══ EXTRACTED DATA ══

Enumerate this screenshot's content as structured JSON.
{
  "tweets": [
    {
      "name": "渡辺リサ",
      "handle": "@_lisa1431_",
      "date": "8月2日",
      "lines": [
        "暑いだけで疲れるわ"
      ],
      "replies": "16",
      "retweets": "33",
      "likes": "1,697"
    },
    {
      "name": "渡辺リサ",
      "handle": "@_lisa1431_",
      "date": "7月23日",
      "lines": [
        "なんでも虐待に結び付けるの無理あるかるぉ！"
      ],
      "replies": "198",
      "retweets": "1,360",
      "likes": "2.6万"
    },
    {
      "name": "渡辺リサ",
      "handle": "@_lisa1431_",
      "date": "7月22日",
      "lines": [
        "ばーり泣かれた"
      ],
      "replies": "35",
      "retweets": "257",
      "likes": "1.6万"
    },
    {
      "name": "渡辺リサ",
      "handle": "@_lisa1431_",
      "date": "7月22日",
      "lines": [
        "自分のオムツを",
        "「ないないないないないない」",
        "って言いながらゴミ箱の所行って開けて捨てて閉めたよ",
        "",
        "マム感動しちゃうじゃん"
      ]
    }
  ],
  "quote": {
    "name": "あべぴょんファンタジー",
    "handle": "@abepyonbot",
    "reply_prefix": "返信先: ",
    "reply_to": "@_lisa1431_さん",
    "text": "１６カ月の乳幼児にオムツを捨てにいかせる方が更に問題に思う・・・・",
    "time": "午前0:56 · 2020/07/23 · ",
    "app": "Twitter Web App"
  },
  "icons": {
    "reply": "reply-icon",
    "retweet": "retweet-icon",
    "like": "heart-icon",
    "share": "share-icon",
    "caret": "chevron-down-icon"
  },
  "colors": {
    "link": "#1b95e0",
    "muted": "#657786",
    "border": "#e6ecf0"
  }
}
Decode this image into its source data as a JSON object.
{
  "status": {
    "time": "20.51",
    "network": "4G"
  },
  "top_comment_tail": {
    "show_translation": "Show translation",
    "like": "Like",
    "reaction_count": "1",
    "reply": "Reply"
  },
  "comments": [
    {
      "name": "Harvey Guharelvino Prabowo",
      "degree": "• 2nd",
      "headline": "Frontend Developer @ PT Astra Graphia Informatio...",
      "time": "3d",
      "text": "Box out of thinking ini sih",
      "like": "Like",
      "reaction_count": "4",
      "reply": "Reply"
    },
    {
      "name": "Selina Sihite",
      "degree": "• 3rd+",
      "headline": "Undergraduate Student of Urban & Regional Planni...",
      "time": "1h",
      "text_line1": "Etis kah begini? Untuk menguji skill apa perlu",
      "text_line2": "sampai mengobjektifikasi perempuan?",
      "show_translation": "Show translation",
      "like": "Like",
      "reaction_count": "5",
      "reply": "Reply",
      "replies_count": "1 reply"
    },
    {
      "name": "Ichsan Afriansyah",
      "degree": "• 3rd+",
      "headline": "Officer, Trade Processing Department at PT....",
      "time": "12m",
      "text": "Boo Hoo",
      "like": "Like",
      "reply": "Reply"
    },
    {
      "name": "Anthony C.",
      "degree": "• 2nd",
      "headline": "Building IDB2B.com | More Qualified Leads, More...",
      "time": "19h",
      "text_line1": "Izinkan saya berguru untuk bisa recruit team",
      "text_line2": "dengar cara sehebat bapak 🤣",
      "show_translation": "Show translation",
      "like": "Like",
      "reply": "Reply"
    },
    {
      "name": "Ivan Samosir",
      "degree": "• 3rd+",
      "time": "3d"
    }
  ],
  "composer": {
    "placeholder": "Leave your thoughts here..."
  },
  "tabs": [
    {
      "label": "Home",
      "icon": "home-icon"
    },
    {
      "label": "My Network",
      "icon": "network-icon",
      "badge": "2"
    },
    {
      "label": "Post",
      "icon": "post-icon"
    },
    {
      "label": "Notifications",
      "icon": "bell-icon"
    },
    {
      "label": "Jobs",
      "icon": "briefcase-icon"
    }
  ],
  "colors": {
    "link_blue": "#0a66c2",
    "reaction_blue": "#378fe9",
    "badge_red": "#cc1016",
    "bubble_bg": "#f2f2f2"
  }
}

═══

TASK PROMPT »
Nothing may be left out: return each entry exactly as it reads.

THE ANSWER »
Enumerate this screenshot's content as structured JSON.
{
  "tweets": [
    {
      "name": "渡辺リサ",
      "handle": "@_lisa1431_",
      "date": "8月2日",
      "lines": [
        "暑いだけで疲れるわ"
      ],
      "replies": "16",
      "retweets": "33",
      "likes": "1,697"
    },
    {
      "name": "渡辺リサ",
      "handle": "@_lisa1431_",
      "date": "7月23日",
      "lines": [
        "なんでも虐待に結び付けるの無理あるかるぉ！"
      ],
      "replies": "198",
      "retweets": "1,360",
      "likes": "2.6万"
    },
    {
      "name": "渡辺リサ",
      "handle": "@_lisa1431_",
      "date": "7月22日",
      "lines": [
        "ばーり泣かれた"
      ],
      "replies": "35",
      "retweets": "257",
      "likes": "1.6万"
    },
    {
      "name": "渡辺リサ",
      "handle": "@_lisa1431_",
      "date": "7月22日",
      "lines": [
        "自分のオムツを",
        "「ないないないないないない」",
        "って言いながらゴミ箱の所行って開けて捨てて閉めたよ",
        "",
        "マム感動しちゃうじゃん"
      ]
    }
  ],
  "quote": {
    "name": "あべぴょんファンタジー",
    "handle": "@abepyonbot",
    "reply_prefix": "返信先: ",
    "reply_to": "@_lisa1431_さん",
    "text": "１６カ月の乳幼児にオムツを捨てにいかせる方が更に問題に思う・・・・",
    "time": "午前0:56 · 2020/07/23 · ",
    "app": "Twitter Web App"
  },
  "icons": {
    "reply": "reply-icon",
    "retweet": "retweet-icon",
    "like": "heart-icon",
    "share": "share-icon",
    "caret": "chevron-down-icon"
  },
  "colors": {
    "link": "#1b95e0",
    "muted": "#657786",
    "border": "#e6ecf0"
  }
}
Decode this image into its source data as a JSON object.
{
  "status": {
    "time": "20.51",
    "network": "4G"
  },
  "top_comment_tail": {
    "show_translation": "Show translation",
    "like": "Like",
    "reaction_count": "1",
    "reply": "Reply"
  },
  "comments": [
    {
      "name": "Harvey Guharelvino Prabowo",
      "degree": "• 2nd",
      "headline": "Frontend Developer @ PT Astra Graphia Informatio...",
      "time": "3d",
      "text": "Box out of thinking ini sih",
      "like": "Like",
      "reaction_count": "4",
      "reply": "Reply"
    },
    {
      "name": "Selina Sihite",
      "degree": "• 3rd+",
      "headline": "Undergraduate Student of Urban & Regional Planni...",
      "time": "1h",
      "text_line1": "Etis kah begini? Untuk menguji skill apa perlu",
      "text_line2": "sampai mengobjektifikasi perempuan?",
      "show_translation": "Show translation",
      "like": "Like",
      "reaction_count": "5",
      "reply": "Reply",
      "replies_count": "1 reply"
    },
    {
      "name": "Ichsan Afriansyah",
      "degree": "• 3rd+",
      "headline": "Officer, Trade Processing Department at PT....",
      "time": "12m",
      "text": "Boo Hoo",
      "like": "Like",
      "reply": "Reply"
    },
    {
      "name": "Anthony C.",
      "degree": "• 2nd",
      "headline": "Building IDB2B.com | More Qualified Leads, More...",
      "time": "19h",
      "text_line1": "Izinkan saya berguru untuk bisa recruit team",
      "text_line2": "dengar cara sehebat bapak 🤣",
      "show_translation": "Show translation",
      "like": "Like",
      "reply": "Reply"
    },
    {
      "name": "Ivan Samosir",
      "degree": "• 3rd+",
      "time": "3d"
    }
  ],
  "composer": {
    "placeholder": "Leave your thoughts here..."
  },
  "tabs": [
    {
      "label": "Home",
      "icon": "home-icon"
    },
    {
      "label": "My Network",
      "icon": "network-icon",
      "badge": "2"
    },
    {
      "label": "Post",
      "icon": "post-icon"
    },
    {
      "label": "Notifications",
      "icon": "bell-icon"
    },
    {
      "label": "Jobs",
      "icon": "briefcase-icon"
    }
  ],
  "colors": {
    "link_blue": "#0a66c2",
    "reaction_blue": "#378fe9",
    "badge_red": "#cc1016",
    "bubble_bg": "#f2f2f2"
  }
}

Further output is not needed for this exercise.